> TASK TO COMPLETE: Quote the records that follow in full and exactly; leave out the pictures.

> DATA TO PROCESS:
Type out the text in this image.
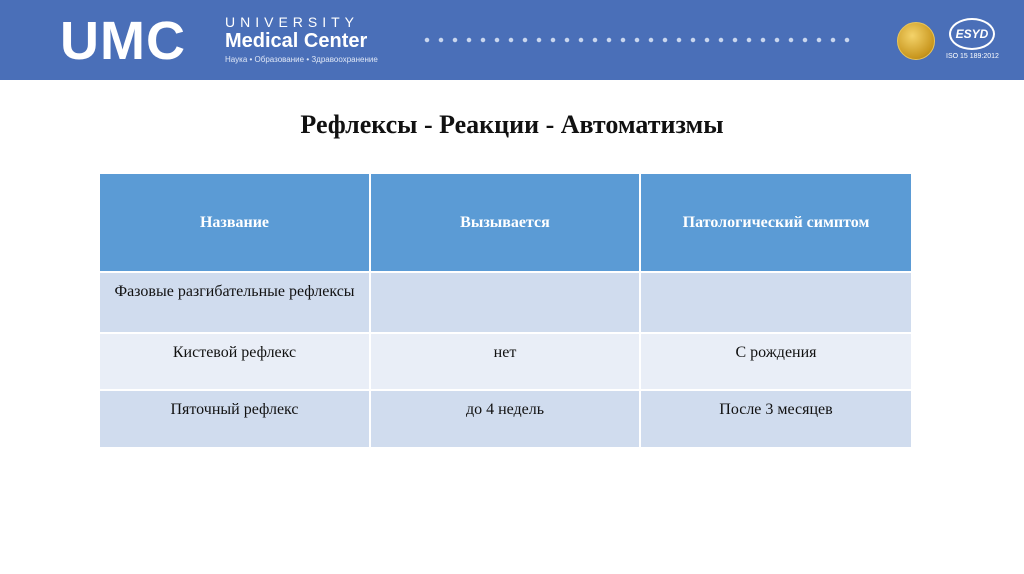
UMC	UNIVERSITY
Medical Center
Наука • Образование • Здравоохранение
ESYD
ISO 15 189:2012
Рефлексы - Реакции - Автоматизмы
Название	Вызывается	Патологический симптом
Фазовые разгибательные рефлексы		
Кистевой рефлекс	нет	С рождения
Пяточный рефлекс	до 4 недель	После 3 месяцев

> THE SOLUTION:
Type out the text in this image.
UMC	UNIVERSITY
Medical Center
Наука • Образование • Здравоохранение
ESYD
ISO 15 189:2012
Рефлексы - Реакции - Автоматизмы
Название	Вызывается	Патологический симптом
Фазовые разгибательные рефлексы		
Кистевой рефлекс	нет	С рождения
Пяточный рефлекс	до 4 недель	После 3 месяцев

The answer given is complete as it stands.